• _Supplied records_
+ + + +

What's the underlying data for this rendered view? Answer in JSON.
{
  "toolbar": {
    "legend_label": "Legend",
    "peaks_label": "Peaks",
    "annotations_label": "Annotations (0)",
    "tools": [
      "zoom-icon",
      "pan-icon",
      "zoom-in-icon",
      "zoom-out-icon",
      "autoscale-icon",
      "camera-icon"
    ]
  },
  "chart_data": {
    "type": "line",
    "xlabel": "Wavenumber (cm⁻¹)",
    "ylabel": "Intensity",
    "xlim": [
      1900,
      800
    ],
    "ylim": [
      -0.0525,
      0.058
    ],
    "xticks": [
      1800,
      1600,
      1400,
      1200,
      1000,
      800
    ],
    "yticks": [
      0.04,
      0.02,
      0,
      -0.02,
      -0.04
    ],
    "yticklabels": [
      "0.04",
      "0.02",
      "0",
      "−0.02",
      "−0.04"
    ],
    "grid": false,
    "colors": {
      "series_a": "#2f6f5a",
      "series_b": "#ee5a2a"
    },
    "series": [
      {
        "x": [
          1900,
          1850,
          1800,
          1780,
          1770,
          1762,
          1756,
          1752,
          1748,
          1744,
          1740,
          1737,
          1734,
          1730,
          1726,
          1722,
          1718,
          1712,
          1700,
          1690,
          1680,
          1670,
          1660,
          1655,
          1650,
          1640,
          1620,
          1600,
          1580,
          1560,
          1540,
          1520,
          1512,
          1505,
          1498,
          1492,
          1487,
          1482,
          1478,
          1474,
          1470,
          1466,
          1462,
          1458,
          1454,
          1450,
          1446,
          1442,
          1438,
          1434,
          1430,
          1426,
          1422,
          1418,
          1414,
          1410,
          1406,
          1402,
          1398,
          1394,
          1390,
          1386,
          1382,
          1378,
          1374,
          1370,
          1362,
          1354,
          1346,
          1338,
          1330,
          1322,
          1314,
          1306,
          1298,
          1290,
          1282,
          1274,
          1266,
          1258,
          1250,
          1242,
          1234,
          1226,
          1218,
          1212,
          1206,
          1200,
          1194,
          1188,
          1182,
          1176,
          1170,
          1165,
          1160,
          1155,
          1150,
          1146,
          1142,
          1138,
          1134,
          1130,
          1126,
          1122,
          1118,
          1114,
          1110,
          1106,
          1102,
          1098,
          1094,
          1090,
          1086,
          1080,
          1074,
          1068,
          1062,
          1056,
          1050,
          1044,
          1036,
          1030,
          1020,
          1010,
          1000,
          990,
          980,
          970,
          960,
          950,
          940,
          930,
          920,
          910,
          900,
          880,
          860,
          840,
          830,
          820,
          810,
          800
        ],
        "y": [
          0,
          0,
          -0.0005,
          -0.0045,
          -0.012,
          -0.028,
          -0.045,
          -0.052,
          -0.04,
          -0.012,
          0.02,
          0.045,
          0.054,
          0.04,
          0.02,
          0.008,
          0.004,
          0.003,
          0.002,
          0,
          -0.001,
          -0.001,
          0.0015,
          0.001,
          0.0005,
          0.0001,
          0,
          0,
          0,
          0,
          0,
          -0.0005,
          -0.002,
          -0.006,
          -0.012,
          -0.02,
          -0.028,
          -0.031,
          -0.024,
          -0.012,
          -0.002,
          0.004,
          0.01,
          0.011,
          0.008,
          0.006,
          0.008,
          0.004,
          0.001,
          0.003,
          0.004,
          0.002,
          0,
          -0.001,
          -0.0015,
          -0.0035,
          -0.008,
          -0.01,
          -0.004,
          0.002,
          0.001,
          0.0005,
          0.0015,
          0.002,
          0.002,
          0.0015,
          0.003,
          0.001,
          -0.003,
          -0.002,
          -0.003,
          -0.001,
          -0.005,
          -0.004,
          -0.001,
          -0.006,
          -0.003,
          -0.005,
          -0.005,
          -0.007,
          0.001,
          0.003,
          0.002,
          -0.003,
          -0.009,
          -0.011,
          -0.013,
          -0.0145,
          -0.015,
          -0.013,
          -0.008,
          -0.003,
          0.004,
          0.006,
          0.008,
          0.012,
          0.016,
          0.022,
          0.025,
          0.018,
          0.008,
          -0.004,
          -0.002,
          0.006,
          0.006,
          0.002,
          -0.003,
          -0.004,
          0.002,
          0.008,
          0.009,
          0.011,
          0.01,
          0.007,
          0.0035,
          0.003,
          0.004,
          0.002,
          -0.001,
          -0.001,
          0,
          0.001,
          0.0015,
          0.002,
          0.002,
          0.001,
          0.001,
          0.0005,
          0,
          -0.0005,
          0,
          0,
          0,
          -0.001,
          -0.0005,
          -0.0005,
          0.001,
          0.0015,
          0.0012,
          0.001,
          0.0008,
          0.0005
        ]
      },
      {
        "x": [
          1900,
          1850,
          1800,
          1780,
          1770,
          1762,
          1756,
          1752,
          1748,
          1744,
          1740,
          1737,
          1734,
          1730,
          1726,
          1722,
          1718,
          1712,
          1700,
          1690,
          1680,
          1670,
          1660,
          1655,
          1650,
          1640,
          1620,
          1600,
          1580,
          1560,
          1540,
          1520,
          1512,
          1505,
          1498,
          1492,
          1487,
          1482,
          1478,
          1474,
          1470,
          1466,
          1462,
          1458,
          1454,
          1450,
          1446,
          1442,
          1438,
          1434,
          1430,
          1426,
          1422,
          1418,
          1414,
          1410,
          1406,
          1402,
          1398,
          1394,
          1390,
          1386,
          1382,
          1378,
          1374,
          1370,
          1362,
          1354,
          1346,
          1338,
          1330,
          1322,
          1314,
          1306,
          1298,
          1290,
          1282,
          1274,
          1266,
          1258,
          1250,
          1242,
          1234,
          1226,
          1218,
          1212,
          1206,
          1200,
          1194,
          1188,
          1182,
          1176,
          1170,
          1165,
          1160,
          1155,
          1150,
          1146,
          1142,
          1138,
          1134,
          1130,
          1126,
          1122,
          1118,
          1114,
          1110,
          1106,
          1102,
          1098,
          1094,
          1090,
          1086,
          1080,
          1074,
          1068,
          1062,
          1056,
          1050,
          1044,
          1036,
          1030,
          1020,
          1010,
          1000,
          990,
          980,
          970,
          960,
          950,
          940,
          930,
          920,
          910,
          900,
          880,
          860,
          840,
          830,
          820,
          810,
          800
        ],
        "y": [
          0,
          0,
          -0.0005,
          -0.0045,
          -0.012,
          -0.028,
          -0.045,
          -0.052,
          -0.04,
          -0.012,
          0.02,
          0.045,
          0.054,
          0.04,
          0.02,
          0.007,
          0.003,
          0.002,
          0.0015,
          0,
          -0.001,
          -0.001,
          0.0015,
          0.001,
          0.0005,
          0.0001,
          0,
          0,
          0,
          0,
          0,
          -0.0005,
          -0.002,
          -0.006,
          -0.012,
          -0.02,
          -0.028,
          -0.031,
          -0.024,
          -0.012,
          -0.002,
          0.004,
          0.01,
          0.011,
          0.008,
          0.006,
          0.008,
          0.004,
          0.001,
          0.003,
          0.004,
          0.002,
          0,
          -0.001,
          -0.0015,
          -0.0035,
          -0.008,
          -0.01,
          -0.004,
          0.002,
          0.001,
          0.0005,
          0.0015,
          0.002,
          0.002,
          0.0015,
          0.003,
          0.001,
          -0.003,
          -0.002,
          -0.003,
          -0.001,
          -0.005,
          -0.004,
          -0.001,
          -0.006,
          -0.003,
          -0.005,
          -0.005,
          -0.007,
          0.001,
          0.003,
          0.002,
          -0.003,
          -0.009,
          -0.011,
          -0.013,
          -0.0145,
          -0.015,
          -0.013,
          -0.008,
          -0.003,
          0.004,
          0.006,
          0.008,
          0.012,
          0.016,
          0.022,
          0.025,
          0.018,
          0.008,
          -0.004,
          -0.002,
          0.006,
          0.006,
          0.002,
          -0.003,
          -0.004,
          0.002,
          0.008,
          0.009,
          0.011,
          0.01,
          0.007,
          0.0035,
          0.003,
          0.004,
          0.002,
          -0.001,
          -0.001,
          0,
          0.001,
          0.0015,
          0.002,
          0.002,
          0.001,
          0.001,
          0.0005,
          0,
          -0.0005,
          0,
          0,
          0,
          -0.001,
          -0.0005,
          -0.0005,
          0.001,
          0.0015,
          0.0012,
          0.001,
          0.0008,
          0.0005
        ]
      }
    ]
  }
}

+ + + +

• _What you have to do_
Find the number of lines in which the word "icon" occurs, and write nothing but that number.

• _Correct output_
6